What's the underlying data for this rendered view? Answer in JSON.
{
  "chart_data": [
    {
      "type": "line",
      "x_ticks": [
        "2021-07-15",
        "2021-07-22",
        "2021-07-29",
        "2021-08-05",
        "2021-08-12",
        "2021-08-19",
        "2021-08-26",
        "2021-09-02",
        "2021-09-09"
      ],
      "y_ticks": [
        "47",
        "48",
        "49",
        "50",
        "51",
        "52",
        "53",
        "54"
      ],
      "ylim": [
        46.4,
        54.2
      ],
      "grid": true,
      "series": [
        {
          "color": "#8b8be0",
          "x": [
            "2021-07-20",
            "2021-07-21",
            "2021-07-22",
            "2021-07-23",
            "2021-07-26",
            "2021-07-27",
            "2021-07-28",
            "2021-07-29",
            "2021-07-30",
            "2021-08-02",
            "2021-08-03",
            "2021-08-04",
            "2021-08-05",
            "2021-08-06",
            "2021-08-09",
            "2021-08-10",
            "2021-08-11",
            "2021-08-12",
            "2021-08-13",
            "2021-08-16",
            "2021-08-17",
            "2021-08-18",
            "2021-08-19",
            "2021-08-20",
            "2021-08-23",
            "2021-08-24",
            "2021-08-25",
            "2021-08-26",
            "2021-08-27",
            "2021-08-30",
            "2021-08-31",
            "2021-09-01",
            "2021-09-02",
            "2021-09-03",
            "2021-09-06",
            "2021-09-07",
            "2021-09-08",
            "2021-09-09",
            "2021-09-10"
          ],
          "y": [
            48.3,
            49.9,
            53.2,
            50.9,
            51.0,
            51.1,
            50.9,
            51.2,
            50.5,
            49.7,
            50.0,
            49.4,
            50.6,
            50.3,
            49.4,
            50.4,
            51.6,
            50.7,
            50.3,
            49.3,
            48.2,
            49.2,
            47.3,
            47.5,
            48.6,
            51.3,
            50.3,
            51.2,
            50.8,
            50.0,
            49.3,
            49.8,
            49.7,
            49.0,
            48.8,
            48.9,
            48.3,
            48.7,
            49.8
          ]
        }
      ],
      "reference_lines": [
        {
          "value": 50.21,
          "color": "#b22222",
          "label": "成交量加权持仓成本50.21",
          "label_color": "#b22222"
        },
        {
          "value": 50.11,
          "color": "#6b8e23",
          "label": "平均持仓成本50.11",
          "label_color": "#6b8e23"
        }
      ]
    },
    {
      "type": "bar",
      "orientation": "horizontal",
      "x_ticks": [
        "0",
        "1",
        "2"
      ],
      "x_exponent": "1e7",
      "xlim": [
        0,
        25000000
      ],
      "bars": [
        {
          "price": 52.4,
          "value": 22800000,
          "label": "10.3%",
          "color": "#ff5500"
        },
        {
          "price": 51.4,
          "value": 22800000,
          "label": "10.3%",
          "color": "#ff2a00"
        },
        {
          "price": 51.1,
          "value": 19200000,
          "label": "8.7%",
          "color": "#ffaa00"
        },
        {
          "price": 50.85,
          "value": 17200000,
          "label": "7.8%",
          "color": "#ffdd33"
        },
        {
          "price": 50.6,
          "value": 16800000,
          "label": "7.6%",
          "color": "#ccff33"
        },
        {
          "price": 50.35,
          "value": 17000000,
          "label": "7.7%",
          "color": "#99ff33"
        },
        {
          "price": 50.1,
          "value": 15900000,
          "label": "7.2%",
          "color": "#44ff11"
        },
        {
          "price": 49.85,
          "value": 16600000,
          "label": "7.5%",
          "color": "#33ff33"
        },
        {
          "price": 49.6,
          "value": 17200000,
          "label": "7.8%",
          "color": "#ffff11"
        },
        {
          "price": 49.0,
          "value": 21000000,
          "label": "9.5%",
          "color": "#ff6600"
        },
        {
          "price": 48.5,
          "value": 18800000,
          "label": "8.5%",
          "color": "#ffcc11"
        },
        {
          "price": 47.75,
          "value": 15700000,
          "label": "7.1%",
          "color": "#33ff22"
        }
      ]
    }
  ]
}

########

Copy out all of the records shown above exactly.

Solved problem |
What's the underlying data for this rendered view? Answer in JSON.
{
  "chart_data": [
    {
      "type": "line",
      "x_ticks": [
        "2021-07-15",
        "2021-07-22",
        "2021-07-29",
        "2021-08-05",
        "2021-08-12",
        "2021-08-19",
        "2021-08-26",
        "2021-09-02",
        "2021-09-09"
      ],
      "y_ticks": [
        "47",
        "48",
        "49",
        "50",
        "51",
        "52",
        "53",
        "54"
      ],
      "ylim": [
        46.4,
        54.2
      ],
      "grid": true,
      "series": [
        {
          "color": "#8b8be0",
          "x": [
            "2021-07-20",
            "2021-07-21",
            "2021-07-22",
            "2021-07-23",
            "2021-07-26",
            "2021-07-27",
            "2021-07-28",
            "2021-07-29",
            "2021-07-30",
            "2021-08-02",
            "2021-08-03",
            "2021-08-04",
            "2021-08-05",
            "2021-08-06",
            "2021-08-09",
            "2021-08-10",
            "2021-08-11",
            "2021-08-12",
            "2021-08-13",
            "2021-08-16",
            "2021-08-17",
            "2021-08-18",
            "2021-08-19",
            "2021-08-20",
            "2021-08-23",
            "2021-08-24",
            "2021-08-25",
            "2021-08-26",
            "2021-08-27",
            "2021-08-30",
            "2021-08-31",
            "2021-09-01",
            "2021-09-02",
            "2021-09-03",
            "2021-09-06",
            "2021-09-07",
            "2021-09-08",
            "2021-09-09",
            "2021-09-10"
          ],
          "y": [
            48.3,
            49.9,
            53.2,
            50.9,
            51.0,
            51.1,
            50.9,
            51.2,
            50.5,
            49.7,
            50.0,
            49.4,
            50.6,
            50.3,
            49.4,
            50.4,
            51.6,
            50.7,
            50.3,
            49.3,
            48.2,
            49.2,
            47.3,
            47.5,
            48.6,
            51.3,
            50.3,
            51.2,
            50.8,
            50.0,
            49.3,
            49.8,
            49.7,
            49.0,
            48.8,
            48.9,
            48.3,
            48.7,
            49.8
          ]
        }
      ],
      "reference_lines": [
        {
          "value": 50.21,
          "color": "#b22222",
          "label": "成交量加权持仓成本50.21",
          "label_color": "#b22222"
        },
        {
          "value": 50.11,
          "color": "#6b8e23",
          "label": "平均持仓成本50.11",
          "label_color": "#6b8e23"
        }
      ]
    },
    {
      "type": "bar",
      "orientation": "horizontal",
      "x_ticks": [
        "0",
        "1",
        "2"
      ],
      "x_exponent": "1e7",
      "xlim": [
        0,
        25000000
      ],
      "bars": [
        {
          "price": 52.4,
          "value": 22800000,
          "label": "10.3%",
          "color": "#ff5500"
        },
        {
          "price": 51.4,
          "value": 22800000,
          "label": "10.3%",
          "color": "#ff2a00"
        },
        {
          "price": 51.1,
          "value": 19200000,
          "label": "8.7%",
          "color": "#ffaa00"
        },
        {
          "price": 50.85,
          "value": 17200000,
          "label": "7.8%",
          "color": "#ffdd33"
        },
        {
          "price": 50.6,
          "value": 16800000,
          "label": "7.6%",
          "color": "#ccff33"
        },
        {
          "price": 50.35,
          "value": 17000000,
          "label": "7.7%",
          "color": "#99ff33"
        },
        {
          "price": 50.1,
          "value": 15900000,
          "label": "7.2%",
          "color": "#44ff11"
        },
        {
          "price": 49.85,
          "value": 16600000,
          "label": "7.5%",
          "color": "#33ff33"
        },
        {
          "price": 49.6,
          "value": 17200000,
          "label": "7.8%",
          "color": "#ffff11"
        },
        {
          "price": 49.0,
          "value": 21000000,
          "label": "9.5%",
          "color": "#ff6600"
        },
        {
          "price": 48.5,
          "value": 18800000,
          "label": "8.5%",
          "color": "#ffcc11"
        },
        {
          "price": 47.75,
          "value": 15700000,
          "label": "7.1%",
          "color": "#33ff22"
        }
      ]
    }
  ]
}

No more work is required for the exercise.